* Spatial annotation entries
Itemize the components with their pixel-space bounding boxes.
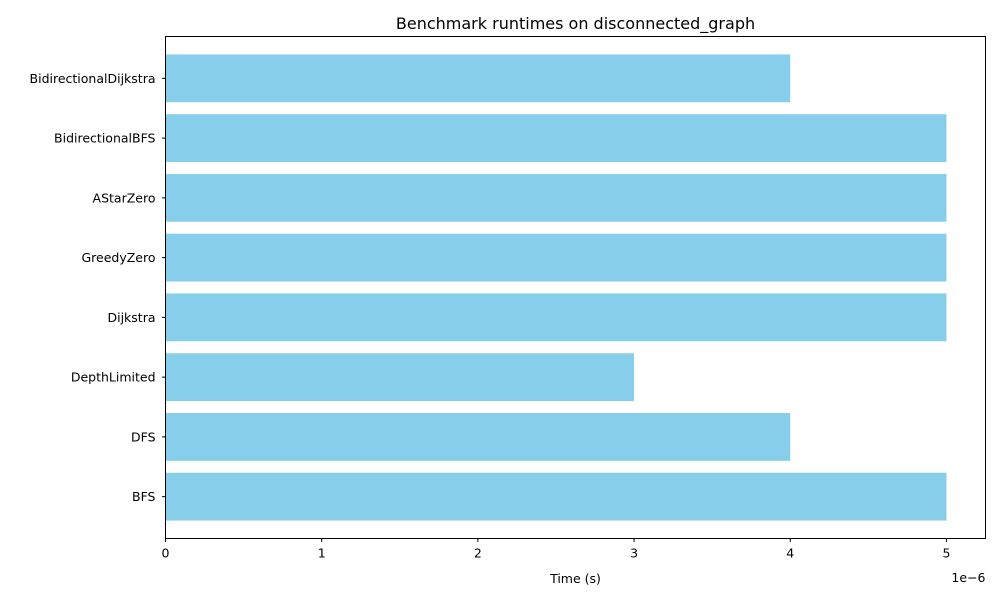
x-tick-label: 0: [162, 546, 170, 561]
y-tick-label: GreedyZero: [81, 250, 155, 265]
bar-Dijkstra: [165, 293, 947, 342]
bar-BidirectionalBFS: [165, 114, 947, 162]
chart-title: Benchmark runtimes on disconnected_graph: [396, 14, 755, 34]
y-tick-label: DFS: [131, 429, 156, 444]
x-tick-label: 4: [786, 546, 794, 561]
bar-BFS: [165, 472, 947, 521]
x-axis-label: Time (s): [549, 571, 601, 586]
y-tick-label: DepthLimited: [71, 370, 156, 385]
axes-frame: [165, 36, 986, 539]
x-tick-label: 5: [942, 546, 950, 561]
y-tick-label: BidirectionalBFS: [54, 131, 156, 146]
y-tick-label: BidirectionalDijkstra: [30, 71, 156, 86]
y-tick-label: BFS: [132, 489, 156, 504]
y-ticks-group: BFS DFS DepthLimited Dijkstra GreedyZero ASta…: [30, 71, 166, 504]
x-ticks-group: 0 1 2 3 4 5: [162, 538, 950, 561]
bar-DFS: [165, 413, 791, 461]
y-tick-label: AStarZero: [93, 190, 156, 205]
bar-GreedyZero: [165, 233, 947, 282]
bar-BidirectionalDijkstra: [165, 54, 791, 103]
bar-AStarZero: [165, 173, 947, 222]
x-tick-label: 1: [318, 546, 326, 561]
bar-DepthLimited: [165, 353, 635, 402]
y-tick-label: Dijkstra: [107, 310, 155, 325]
x-tick-label: 3: [630, 546, 638, 561]
x-tick-label: 2: [474, 546, 482, 561]
bars-group: [165, 54, 947, 521]
x-axis-scale-label: 1e−6: [951, 570, 985, 585]
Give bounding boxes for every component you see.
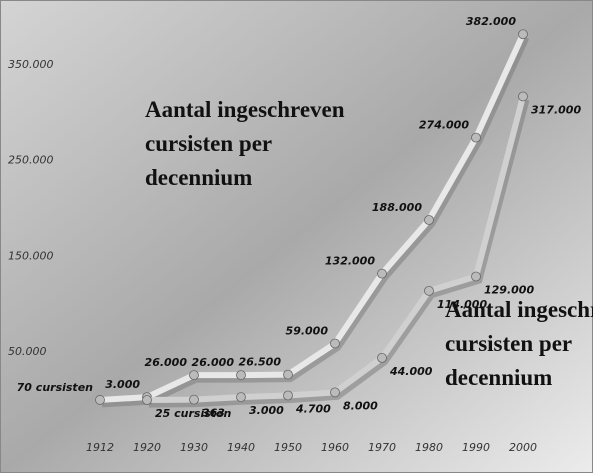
point [284, 391, 293, 400]
y-tick-label: 50.000 [8, 345, 47, 358]
point [237, 393, 246, 402]
point [472, 133, 481, 142]
value-label: 274.000 [419, 119, 469, 132]
point [143, 395, 152, 404]
value-label: 70 cursisten [17, 381, 93, 394]
x-tick-label: 1930 [180, 441, 208, 454]
point [519, 30, 528, 39]
value-label: 114.000 [437, 298, 487, 311]
value-label: 3.000 [249, 404, 284, 417]
chart: Aantal ingeschrevencursisten perdecenniu… [0, 0, 593, 473]
value-label: 26.500 [239, 356, 282, 369]
value-label: 26.000 [192, 356, 235, 369]
x-tick-label: 1960 [321, 441, 349, 454]
x-tick-label: 1970 [368, 441, 396, 454]
x-tick-label: 1940 [227, 441, 255, 454]
value-label: 3.000 [105, 378, 140, 391]
value-label: 4.700 [295, 402, 331, 415]
value-label: 132.000 [325, 255, 375, 268]
point [237, 371, 246, 380]
x-tick-label: 1920 [133, 441, 161, 454]
y-tick-label: 150.000 [8, 249, 54, 262]
x-tick-label: 1980 [415, 441, 443, 454]
value-label: 59.000 [286, 325, 329, 338]
point [190, 371, 199, 380]
point [425, 286, 434, 295]
value-label: 382.000 [466, 15, 516, 28]
point [331, 388, 340, 397]
value-label: 8.000 [343, 399, 378, 412]
value-label: 317.000 [531, 103, 581, 116]
value-label: 26.000 [145, 356, 188, 369]
value-label: 363 [202, 407, 225, 420]
point [519, 92, 528, 101]
value-label: 129.000 [484, 283, 534, 296]
value-label: 188.000 [372, 201, 422, 214]
point [96, 395, 105, 404]
point [331, 339, 340, 348]
x-tick-label: 1990 [462, 441, 490, 454]
point [425, 215, 434, 224]
point [378, 353, 387, 362]
y-tick-label: 250.000 [8, 154, 54, 167]
point [378, 269, 387, 278]
x-tick-label: 1950 [274, 441, 302, 454]
point [284, 370, 293, 379]
y-tick-label: 350.000 [8, 58, 54, 71]
x-tick-label: 2000 [509, 441, 537, 454]
x-tick-label: 1912 [86, 441, 114, 454]
point [190, 395, 199, 404]
point [472, 272, 481, 281]
value-label: 44.000 [389, 365, 433, 378]
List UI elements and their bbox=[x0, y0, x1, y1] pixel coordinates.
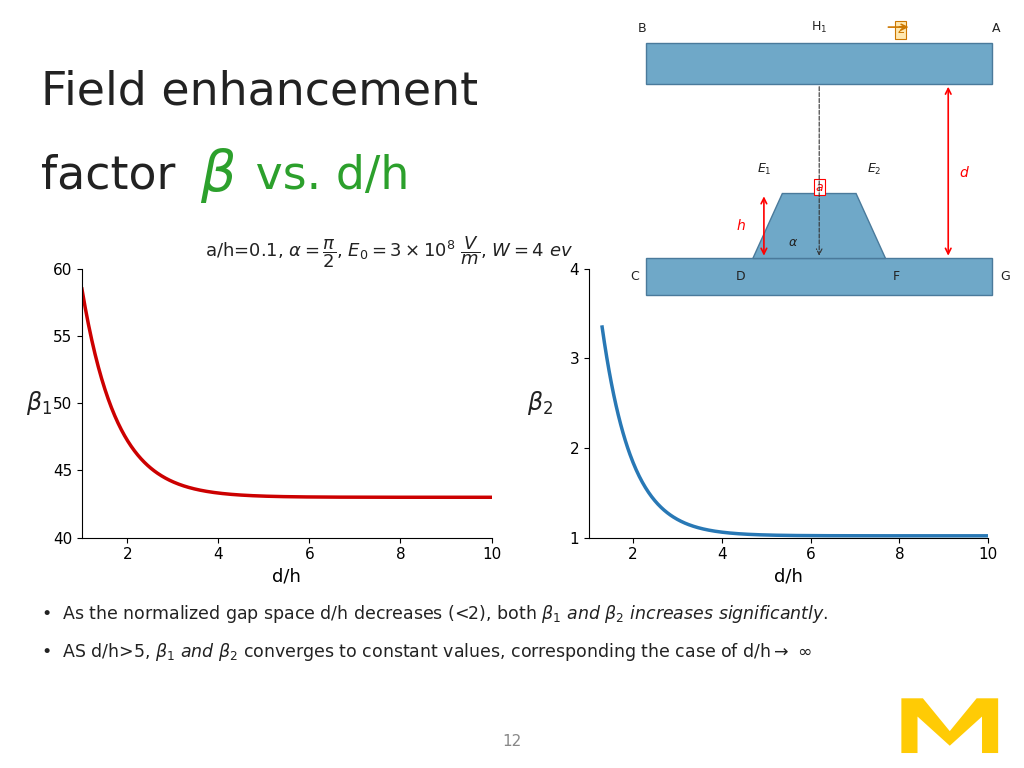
X-axis label: d/h: d/h bbox=[272, 568, 301, 586]
Text: a: a bbox=[815, 180, 823, 194]
Text: z: z bbox=[897, 23, 903, 36]
Polygon shape bbox=[901, 698, 998, 753]
Text: 12: 12 bbox=[503, 733, 521, 749]
Text: $E_1$: $E_1$ bbox=[757, 162, 771, 177]
Text: C: C bbox=[630, 270, 639, 283]
Text: G: G bbox=[999, 270, 1010, 283]
Text: H$_1$: H$_1$ bbox=[811, 20, 827, 35]
X-axis label: d/h: d/h bbox=[774, 568, 803, 586]
Text: vs. d/h: vs. d/h bbox=[241, 154, 409, 199]
Polygon shape bbox=[646, 43, 992, 84]
Text: D: D bbox=[736, 270, 745, 283]
Text: B: B bbox=[638, 22, 646, 35]
Polygon shape bbox=[753, 194, 886, 259]
Text: factor: factor bbox=[41, 154, 190, 199]
Text: $\beta_1$: $\beta_1$ bbox=[26, 389, 52, 417]
Text: $E_2$: $E_2$ bbox=[867, 162, 882, 177]
Text: h: h bbox=[736, 219, 745, 233]
Text: •  AS d/h>5, $\beta_1$ $\mathit{and}\ \beta_2$ converges to constant values, cor: • AS d/h>5, $\beta_1$ $\mathit{and}\ \be… bbox=[41, 641, 812, 664]
Text: Field enhancement: Field enhancement bbox=[41, 69, 478, 114]
Text: a/h=0.1, $\alpha = \dfrac{\pi}{2}$, $E_0 = 3 \times 10^8\ \dfrac{V}{m}$, $W = 4\: a/h=0.1, $\alpha = \dfrac{\pi}{2}$, $E_0… bbox=[205, 234, 573, 270]
Text: d: d bbox=[959, 166, 968, 180]
Text: $\beta$: $\beta$ bbox=[200, 146, 236, 205]
Text: F: F bbox=[893, 270, 900, 283]
Polygon shape bbox=[646, 259, 992, 295]
Text: A: A bbox=[992, 22, 1000, 35]
Text: •  As the normalized gap space d/h decreases (<2), both $\beta_1$ $\mathit{and}\: • As the normalized gap space d/h decrea… bbox=[41, 603, 828, 625]
Text: $\beta_2$: $\beta_2$ bbox=[526, 389, 553, 417]
Text: $\alpha$: $\alpha$ bbox=[788, 236, 799, 249]
Text: UNIVERSITY OF
MICHIGAN: UNIVERSITY OF MICHIGAN bbox=[931, 756, 969, 767]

* Given instruction
Please update the rows that start at the line containing "X-axis label: d/h: d/h bbox=[272, 568, 301, 586]" and run through the end of the rows, replacing every "Polygon shape" with "Polygon region" and leaving everything else as it is. Return only those lines.

* Response
X-axis label: d/h: d/h bbox=[272, 568, 301, 586]
Text: a: a bbox=[815, 180, 823, 194]
Text: z: z bbox=[897, 23, 903, 36]
Polygon region bbox=[901, 698, 998, 753]
Text: 12: 12 bbox=[503, 733, 521, 749]
Text: $E_1$: $E_1$ bbox=[757, 162, 771, 177]
Text: C: C bbox=[630, 270, 639, 283]
Text: G: G bbox=[999, 270, 1010, 283]
Text: H$_1$: H$_1$ bbox=[811, 20, 827, 35]
X-axis label: d/h: d/h bbox=[774, 568, 803, 586]
Text: vs. d/h: vs. d/h bbox=[241, 154, 409, 199]
Polygon region bbox=[646, 43, 992, 84]
Text: D: D bbox=[736, 270, 745, 283]
Text: B: B bbox=[638, 22, 646, 35]
Polygon region bbox=[753, 194, 886, 259]
Text: factor: factor bbox=[41, 154, 190, 199]
Text: $\beta_1$: $\beta_1$ bbox=[26, 389, 52, 417]
Text: $E_2$: $E_2$ bbox=[867, 162, 882, 177]
Text: h: h bbox=[736, 219, 745, 233]
Text: •  AS d/h>5, $\beta_1$ $\mathit{and}\ \beta_2$ converges to constant values, cor: • AS d/h>5, $\beta_1$ $\mathit{and}\ \be… bbox=[41, 641, 812, 664]
Text: Field enhancement: Field enhancement bbox=[41, 69, 478, 114]
Text: a/h=0.1, $\alpha = \dfrac{\pi}{2}$, $E_0 = 3 \times 10^8\ \dfrac{V}{m}$, $W = 4\: a/h=0.1, $\alpha = \dfrac{\pi}{2}$, $E_0… bbox=[205, 234, 573, 270]
Text: d: d bbox=[959, 166, 968, 180]
Text: $\beta$: $\beta$ bbox=[200, 146, 236, 205]
Text: F: F bbox=[893, 270, 900, 283]
Polygon region bbox=[646, 259, 992, 295]
Text: A: A bbox=[992, 22, 1000, 35]
Text: •  As the normalized gap space d/h decreases (<2), both $\beta_1$ $\mathit{and}\: • As the normalized gap space d/h decrea… bbox=[41, 603, 828, 625]
Text: $\beta_2$: $\beta_2$ bbox=[526, 389, 553, 417]
Text: $\alpha$: $\alpha$ bbox=[788, 236, 799, 249]
Text: UNIVERSITY OF
MICHIGAN: UNIVERSITY OF MICHIGAN bbox=[931, 756, 969, 767]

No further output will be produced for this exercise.